[Stored records]
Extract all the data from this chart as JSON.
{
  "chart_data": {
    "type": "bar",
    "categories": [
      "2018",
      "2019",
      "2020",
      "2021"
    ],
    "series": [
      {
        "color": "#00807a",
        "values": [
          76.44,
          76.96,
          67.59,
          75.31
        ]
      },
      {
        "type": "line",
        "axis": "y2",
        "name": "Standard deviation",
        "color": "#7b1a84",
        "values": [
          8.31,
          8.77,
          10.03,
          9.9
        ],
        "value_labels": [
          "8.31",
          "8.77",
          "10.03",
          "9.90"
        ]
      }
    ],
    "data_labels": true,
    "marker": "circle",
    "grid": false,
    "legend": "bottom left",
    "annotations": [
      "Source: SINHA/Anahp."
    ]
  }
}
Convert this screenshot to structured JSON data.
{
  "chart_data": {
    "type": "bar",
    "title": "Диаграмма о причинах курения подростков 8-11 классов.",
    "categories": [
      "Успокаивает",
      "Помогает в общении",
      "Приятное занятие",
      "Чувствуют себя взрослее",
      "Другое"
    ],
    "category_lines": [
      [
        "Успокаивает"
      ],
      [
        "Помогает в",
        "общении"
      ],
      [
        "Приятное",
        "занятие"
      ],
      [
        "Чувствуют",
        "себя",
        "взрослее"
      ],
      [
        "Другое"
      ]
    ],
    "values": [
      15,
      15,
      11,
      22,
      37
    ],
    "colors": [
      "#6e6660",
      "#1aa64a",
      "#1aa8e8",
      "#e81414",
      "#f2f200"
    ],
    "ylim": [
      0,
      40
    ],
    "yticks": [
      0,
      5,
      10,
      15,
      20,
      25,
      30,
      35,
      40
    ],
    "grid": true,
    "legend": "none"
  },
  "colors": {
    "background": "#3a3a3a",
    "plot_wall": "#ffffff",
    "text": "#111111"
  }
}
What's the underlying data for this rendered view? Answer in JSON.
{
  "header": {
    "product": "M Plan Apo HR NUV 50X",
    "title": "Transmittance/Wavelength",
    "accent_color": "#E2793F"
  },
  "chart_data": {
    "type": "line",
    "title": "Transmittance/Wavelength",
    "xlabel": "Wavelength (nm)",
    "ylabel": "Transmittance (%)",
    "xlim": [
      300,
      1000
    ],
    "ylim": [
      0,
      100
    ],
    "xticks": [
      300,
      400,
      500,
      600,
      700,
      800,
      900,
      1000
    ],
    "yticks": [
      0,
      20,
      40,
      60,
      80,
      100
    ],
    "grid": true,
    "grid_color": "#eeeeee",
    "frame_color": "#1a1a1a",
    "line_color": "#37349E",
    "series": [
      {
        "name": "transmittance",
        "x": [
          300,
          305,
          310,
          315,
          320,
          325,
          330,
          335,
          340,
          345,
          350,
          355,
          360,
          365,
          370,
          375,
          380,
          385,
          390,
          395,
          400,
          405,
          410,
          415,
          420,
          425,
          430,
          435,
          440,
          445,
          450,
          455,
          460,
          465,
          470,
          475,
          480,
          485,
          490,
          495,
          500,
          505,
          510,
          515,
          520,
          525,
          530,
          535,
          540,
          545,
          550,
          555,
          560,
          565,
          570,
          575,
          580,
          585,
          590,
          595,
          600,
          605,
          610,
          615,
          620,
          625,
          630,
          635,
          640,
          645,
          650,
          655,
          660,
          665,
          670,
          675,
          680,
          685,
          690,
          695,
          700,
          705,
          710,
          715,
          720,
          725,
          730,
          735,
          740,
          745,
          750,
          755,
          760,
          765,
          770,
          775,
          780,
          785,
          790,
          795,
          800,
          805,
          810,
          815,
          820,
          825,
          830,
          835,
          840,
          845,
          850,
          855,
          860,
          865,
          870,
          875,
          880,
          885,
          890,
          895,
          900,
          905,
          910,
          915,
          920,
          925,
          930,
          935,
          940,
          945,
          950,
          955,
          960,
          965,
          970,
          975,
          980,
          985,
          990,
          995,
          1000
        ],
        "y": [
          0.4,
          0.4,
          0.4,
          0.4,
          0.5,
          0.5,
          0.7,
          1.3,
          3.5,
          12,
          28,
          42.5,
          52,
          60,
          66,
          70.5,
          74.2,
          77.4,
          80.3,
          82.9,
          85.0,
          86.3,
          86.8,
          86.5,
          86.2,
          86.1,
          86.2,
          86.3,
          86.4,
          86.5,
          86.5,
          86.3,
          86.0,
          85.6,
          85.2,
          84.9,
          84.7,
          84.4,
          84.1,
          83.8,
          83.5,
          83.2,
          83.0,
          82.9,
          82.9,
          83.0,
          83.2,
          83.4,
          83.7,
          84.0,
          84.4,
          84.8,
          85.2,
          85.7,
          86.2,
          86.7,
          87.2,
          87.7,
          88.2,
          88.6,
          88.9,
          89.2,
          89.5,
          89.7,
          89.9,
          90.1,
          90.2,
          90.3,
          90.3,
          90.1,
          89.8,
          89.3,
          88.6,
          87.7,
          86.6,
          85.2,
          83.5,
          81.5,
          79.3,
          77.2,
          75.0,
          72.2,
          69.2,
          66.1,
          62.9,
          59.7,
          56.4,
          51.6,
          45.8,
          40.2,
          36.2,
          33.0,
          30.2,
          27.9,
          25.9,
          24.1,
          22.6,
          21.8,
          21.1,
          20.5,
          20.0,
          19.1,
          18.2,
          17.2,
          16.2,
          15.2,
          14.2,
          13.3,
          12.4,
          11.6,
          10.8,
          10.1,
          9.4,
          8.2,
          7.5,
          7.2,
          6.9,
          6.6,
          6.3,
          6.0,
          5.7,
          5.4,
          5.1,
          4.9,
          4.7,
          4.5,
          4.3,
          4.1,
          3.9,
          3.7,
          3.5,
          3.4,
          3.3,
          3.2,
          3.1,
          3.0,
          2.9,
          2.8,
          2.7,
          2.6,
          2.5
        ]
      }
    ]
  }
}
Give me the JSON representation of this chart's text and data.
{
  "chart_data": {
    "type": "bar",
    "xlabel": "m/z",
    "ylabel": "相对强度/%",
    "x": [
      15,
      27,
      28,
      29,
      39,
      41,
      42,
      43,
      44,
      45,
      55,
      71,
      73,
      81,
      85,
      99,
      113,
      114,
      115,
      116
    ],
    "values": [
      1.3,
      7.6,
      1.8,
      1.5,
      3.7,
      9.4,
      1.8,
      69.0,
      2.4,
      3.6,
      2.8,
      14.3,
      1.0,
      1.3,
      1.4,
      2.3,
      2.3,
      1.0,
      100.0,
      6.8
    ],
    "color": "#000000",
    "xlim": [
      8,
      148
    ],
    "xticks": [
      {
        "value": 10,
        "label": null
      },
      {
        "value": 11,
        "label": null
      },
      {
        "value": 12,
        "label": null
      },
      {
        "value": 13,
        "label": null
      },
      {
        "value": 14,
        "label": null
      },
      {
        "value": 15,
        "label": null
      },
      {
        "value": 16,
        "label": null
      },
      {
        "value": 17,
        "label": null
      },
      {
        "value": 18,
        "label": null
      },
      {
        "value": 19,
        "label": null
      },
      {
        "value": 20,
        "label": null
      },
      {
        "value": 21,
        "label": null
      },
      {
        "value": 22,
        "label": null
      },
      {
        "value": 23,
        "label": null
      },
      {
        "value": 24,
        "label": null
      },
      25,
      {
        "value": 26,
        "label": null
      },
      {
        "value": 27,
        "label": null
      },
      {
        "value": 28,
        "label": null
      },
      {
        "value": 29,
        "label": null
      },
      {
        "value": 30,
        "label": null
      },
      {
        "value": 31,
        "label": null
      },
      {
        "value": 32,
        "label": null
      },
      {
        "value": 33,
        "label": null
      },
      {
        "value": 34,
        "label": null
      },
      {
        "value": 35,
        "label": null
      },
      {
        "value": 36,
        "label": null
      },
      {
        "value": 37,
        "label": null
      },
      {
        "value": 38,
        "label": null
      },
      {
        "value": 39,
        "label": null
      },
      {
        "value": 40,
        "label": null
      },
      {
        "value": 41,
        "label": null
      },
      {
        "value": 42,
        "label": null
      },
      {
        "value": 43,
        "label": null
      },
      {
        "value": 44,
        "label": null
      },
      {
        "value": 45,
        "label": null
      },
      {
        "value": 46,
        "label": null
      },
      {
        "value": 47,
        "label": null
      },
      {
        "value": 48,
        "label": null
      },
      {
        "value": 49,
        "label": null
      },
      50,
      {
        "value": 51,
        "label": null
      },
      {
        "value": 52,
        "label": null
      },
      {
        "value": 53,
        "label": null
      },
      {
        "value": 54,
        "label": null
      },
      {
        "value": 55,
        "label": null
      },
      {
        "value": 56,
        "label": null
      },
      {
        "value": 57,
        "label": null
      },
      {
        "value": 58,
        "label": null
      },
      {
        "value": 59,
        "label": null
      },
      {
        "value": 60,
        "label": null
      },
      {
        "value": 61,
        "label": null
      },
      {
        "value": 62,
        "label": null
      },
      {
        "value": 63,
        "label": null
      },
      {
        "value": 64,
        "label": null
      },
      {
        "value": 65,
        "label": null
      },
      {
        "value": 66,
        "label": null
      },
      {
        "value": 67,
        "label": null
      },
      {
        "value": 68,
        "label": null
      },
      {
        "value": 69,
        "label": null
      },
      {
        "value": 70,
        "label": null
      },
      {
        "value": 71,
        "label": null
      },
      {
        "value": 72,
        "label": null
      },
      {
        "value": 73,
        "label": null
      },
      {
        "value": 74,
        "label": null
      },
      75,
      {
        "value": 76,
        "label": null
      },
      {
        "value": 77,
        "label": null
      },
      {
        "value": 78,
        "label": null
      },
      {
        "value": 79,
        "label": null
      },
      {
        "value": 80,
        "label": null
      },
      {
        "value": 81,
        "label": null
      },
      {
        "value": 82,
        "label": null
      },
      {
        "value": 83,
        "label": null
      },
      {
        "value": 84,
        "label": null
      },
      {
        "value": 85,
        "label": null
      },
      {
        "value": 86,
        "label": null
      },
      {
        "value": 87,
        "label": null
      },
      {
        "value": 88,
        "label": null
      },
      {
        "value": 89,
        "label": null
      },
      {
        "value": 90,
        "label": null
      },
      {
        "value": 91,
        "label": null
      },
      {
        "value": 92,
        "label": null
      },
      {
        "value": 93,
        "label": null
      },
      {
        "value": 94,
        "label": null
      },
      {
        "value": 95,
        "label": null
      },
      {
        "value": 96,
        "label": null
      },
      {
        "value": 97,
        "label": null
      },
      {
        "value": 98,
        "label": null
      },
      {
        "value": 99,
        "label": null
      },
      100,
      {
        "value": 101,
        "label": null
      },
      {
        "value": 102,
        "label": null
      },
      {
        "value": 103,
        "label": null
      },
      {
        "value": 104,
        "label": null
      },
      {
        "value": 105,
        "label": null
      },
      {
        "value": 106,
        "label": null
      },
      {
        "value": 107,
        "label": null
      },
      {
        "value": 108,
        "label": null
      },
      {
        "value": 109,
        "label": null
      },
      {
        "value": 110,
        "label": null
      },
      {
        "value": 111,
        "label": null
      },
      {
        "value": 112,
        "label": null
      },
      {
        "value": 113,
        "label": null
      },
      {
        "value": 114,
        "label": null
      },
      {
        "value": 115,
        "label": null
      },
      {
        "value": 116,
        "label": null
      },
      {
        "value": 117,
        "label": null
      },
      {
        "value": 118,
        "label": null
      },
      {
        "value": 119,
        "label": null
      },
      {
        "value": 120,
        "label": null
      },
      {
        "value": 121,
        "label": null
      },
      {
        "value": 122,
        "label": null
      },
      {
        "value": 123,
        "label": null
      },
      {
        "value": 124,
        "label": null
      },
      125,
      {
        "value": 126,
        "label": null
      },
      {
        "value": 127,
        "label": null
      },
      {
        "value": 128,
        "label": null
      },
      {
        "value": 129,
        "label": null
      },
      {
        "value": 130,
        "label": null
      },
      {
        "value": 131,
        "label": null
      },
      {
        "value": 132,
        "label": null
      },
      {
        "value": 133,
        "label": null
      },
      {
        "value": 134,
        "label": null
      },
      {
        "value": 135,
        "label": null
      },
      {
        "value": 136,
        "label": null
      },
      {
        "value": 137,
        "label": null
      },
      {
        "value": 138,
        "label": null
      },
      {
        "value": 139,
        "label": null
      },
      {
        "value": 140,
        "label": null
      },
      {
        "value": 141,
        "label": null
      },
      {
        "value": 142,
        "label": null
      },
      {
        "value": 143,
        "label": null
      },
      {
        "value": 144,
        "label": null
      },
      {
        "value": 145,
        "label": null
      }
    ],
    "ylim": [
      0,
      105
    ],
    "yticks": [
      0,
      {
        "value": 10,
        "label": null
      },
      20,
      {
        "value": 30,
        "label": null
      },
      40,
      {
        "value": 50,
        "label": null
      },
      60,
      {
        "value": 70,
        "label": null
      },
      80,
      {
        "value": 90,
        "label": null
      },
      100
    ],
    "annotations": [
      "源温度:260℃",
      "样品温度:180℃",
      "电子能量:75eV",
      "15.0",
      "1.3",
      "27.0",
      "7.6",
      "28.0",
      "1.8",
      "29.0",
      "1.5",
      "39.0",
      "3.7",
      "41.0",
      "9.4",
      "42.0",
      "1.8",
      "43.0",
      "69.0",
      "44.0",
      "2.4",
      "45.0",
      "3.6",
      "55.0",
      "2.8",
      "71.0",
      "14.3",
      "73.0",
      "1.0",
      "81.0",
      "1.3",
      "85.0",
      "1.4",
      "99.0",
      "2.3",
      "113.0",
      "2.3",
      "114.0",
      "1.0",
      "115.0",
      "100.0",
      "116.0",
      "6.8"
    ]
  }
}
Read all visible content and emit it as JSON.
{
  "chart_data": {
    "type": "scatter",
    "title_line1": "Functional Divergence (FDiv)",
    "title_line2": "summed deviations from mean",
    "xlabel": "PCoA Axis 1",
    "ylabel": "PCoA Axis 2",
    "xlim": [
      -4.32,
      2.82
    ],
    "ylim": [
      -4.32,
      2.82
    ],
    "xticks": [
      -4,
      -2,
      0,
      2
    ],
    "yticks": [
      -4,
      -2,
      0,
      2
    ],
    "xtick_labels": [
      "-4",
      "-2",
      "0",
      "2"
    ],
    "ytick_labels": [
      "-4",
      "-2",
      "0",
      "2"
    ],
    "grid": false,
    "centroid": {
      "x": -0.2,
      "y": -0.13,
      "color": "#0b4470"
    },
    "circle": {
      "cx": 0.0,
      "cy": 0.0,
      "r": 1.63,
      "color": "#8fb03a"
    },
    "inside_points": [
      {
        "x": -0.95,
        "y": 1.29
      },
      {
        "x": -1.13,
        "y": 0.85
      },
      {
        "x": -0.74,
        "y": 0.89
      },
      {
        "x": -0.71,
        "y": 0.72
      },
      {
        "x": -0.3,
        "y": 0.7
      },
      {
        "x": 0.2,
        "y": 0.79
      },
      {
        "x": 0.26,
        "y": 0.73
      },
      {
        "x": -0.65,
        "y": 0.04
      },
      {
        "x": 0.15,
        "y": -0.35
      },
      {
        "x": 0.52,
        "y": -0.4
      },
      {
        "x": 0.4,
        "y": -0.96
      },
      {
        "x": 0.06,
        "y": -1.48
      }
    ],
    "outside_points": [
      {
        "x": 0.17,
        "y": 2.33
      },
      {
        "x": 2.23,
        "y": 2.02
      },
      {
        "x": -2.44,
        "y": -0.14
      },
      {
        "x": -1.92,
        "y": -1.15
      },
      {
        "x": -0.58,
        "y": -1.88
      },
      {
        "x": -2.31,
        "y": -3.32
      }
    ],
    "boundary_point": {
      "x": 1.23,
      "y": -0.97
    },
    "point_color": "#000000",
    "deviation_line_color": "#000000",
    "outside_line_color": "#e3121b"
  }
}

Stated problem
In the records above, how many lines contain the word "Чувствуют"? Give the number alone.

Full solution
2